>> BEGIN Records

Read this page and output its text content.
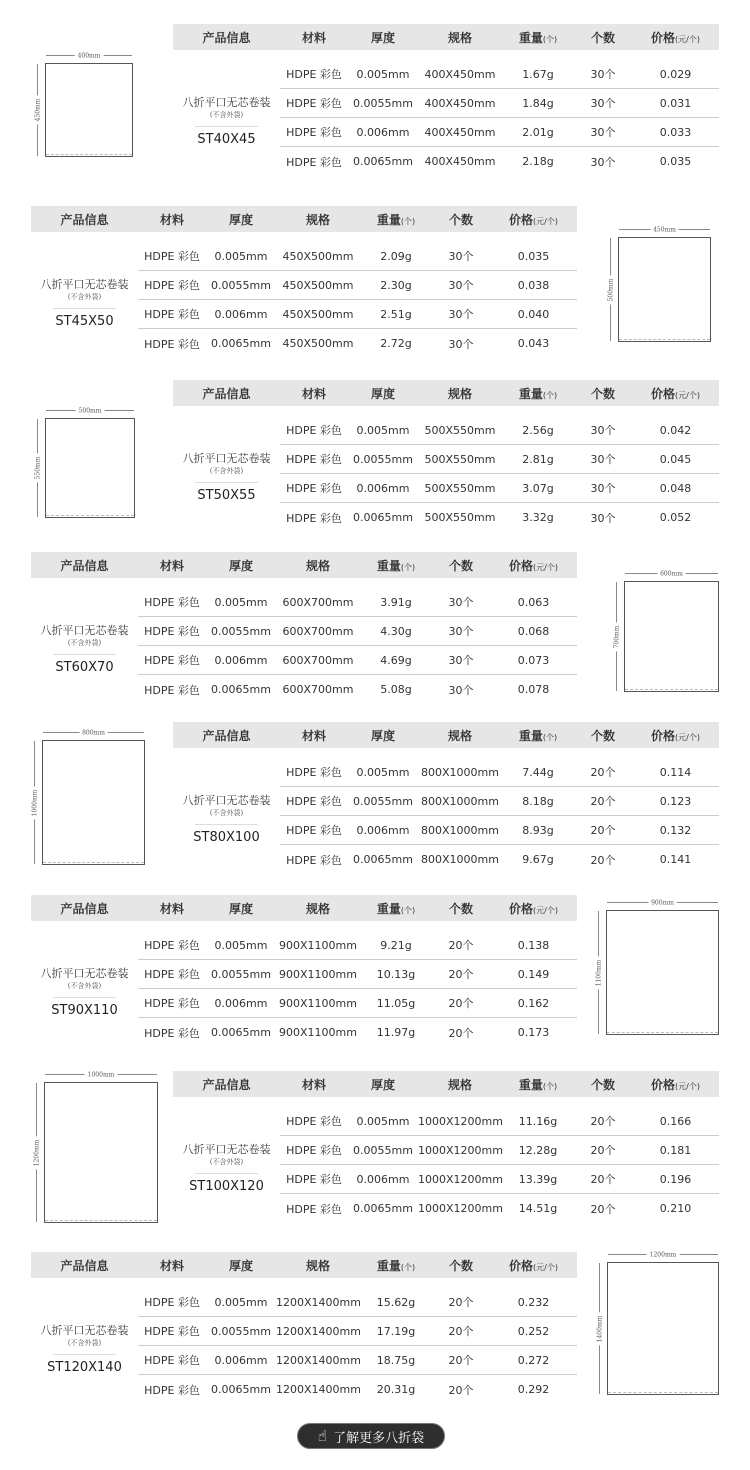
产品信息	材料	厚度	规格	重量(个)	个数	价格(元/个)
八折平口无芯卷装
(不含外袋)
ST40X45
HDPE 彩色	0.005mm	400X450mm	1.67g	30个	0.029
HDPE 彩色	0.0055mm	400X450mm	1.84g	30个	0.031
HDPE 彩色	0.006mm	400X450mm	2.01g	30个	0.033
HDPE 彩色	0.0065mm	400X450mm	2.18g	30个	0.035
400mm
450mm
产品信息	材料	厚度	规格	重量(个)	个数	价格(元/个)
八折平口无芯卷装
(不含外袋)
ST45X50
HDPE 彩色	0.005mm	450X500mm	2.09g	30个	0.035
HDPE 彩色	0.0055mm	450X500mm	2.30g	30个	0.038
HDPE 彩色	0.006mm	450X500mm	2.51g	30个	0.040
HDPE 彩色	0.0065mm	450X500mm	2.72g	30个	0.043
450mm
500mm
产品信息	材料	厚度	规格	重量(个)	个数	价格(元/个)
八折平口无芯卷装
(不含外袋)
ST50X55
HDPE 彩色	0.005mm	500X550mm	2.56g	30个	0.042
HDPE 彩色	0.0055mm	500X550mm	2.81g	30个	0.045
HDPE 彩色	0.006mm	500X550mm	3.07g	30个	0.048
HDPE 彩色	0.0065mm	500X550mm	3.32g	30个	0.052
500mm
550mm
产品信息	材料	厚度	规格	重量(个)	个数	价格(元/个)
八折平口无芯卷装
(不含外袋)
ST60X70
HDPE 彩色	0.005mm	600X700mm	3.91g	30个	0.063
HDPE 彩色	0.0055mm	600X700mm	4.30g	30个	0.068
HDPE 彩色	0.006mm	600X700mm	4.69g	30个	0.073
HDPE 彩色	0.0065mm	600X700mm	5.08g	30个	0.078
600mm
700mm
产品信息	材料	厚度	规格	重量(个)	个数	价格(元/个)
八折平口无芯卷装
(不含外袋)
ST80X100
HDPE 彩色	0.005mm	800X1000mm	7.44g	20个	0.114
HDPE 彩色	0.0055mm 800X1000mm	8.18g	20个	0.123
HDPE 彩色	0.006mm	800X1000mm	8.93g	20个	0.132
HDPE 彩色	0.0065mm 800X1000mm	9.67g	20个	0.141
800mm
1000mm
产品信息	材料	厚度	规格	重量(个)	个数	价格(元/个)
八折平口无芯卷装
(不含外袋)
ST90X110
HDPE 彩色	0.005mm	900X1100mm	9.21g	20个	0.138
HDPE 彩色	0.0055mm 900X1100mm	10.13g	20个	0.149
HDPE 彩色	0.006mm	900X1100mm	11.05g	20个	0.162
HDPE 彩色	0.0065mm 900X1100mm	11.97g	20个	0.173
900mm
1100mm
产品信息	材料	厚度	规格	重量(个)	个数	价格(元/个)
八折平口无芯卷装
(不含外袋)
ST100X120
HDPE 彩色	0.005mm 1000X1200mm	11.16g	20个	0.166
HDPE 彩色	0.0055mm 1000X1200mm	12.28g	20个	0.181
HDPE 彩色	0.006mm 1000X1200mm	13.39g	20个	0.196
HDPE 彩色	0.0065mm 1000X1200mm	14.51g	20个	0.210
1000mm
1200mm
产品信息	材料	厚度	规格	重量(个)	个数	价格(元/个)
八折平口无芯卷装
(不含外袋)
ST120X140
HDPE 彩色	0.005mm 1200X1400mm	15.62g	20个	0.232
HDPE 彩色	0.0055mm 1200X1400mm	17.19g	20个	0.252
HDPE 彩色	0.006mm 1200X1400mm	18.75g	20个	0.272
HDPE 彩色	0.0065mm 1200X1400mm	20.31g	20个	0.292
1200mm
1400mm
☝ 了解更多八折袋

>> END Records
>> BEGIN Records

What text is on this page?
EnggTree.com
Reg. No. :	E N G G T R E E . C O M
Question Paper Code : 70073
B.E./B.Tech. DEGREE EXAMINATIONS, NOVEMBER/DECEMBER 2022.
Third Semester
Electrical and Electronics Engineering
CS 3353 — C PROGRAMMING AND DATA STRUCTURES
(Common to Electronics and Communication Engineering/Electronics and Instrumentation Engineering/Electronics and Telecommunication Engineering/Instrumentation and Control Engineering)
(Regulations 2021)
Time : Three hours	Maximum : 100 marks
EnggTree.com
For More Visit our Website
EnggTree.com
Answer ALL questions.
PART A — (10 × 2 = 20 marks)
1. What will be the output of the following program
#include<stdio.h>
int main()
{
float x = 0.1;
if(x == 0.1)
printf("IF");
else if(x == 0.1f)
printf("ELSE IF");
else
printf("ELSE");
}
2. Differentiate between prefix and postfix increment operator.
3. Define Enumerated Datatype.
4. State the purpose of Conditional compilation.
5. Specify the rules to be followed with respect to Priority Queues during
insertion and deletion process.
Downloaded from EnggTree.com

>> END Records
>> BEGIN Records

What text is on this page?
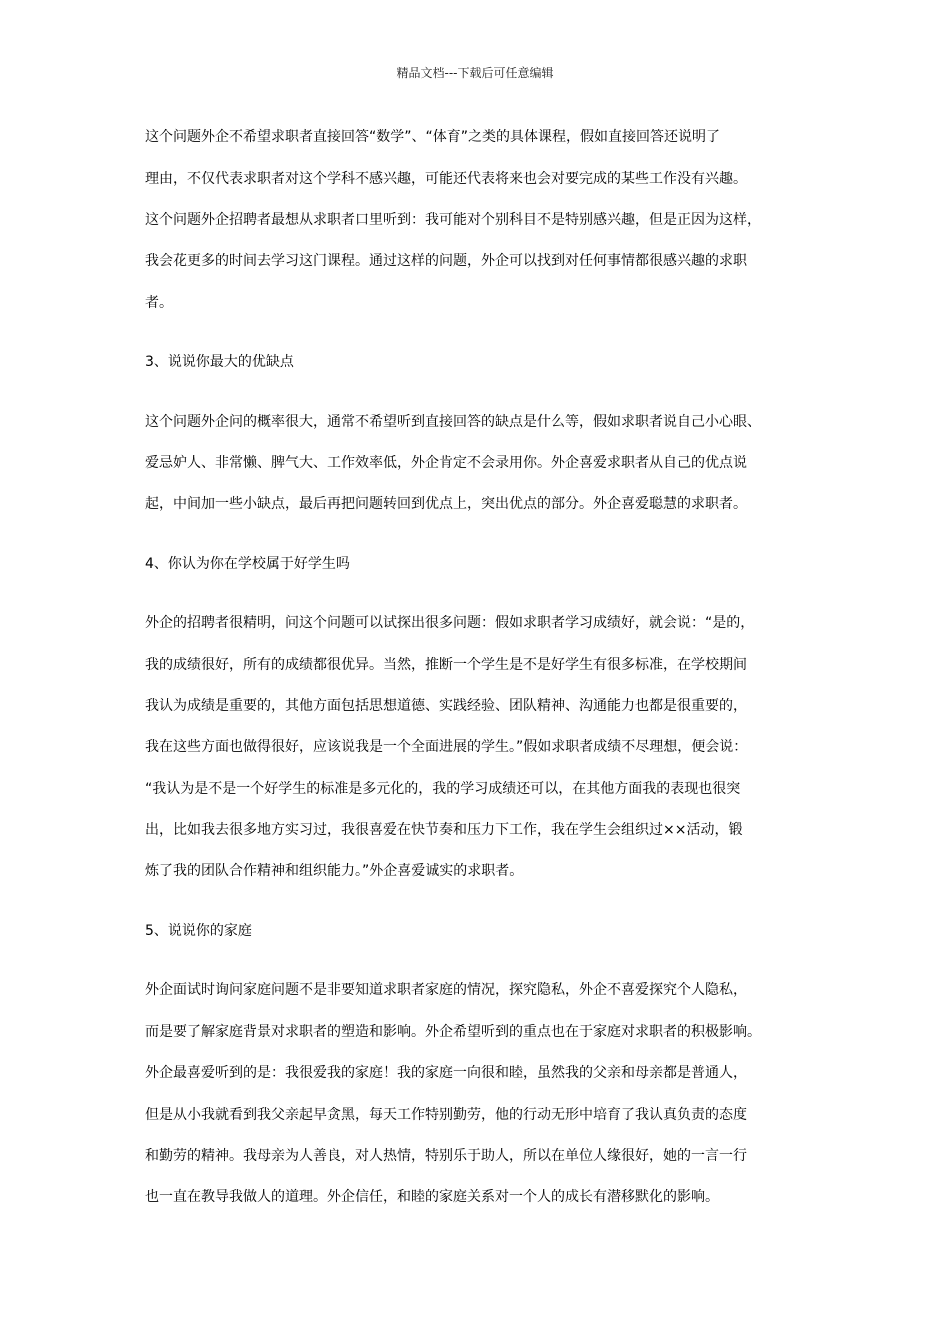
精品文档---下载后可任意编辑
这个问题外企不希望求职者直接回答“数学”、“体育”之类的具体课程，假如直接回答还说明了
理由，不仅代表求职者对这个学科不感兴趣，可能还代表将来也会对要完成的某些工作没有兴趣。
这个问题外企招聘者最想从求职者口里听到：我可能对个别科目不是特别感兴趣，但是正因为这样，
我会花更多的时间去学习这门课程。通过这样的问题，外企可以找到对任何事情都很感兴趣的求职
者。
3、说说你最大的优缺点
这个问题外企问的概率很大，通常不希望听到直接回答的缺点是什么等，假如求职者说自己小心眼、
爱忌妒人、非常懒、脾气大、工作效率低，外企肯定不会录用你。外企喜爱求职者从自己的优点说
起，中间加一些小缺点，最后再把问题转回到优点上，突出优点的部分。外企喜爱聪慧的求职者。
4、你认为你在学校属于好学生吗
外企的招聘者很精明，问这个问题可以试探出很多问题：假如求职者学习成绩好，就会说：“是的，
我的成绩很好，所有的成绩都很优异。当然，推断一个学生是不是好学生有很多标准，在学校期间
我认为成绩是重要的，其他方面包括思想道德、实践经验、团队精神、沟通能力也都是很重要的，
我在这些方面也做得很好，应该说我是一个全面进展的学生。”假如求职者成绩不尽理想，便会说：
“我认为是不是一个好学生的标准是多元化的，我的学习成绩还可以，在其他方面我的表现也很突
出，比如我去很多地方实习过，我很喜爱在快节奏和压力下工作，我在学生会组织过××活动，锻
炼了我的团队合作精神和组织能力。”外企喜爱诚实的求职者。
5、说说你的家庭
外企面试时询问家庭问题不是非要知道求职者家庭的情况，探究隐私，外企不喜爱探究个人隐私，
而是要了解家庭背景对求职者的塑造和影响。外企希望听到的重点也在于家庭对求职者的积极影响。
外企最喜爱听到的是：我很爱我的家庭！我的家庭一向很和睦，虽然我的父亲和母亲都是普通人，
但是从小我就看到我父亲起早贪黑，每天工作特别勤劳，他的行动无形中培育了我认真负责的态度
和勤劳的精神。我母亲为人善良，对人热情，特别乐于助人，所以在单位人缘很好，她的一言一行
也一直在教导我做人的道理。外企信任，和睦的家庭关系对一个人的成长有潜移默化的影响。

>> END Records

Stated task:
Count the lines that include the word "Engineering" and state the result as a bare number.

Output for this task:
2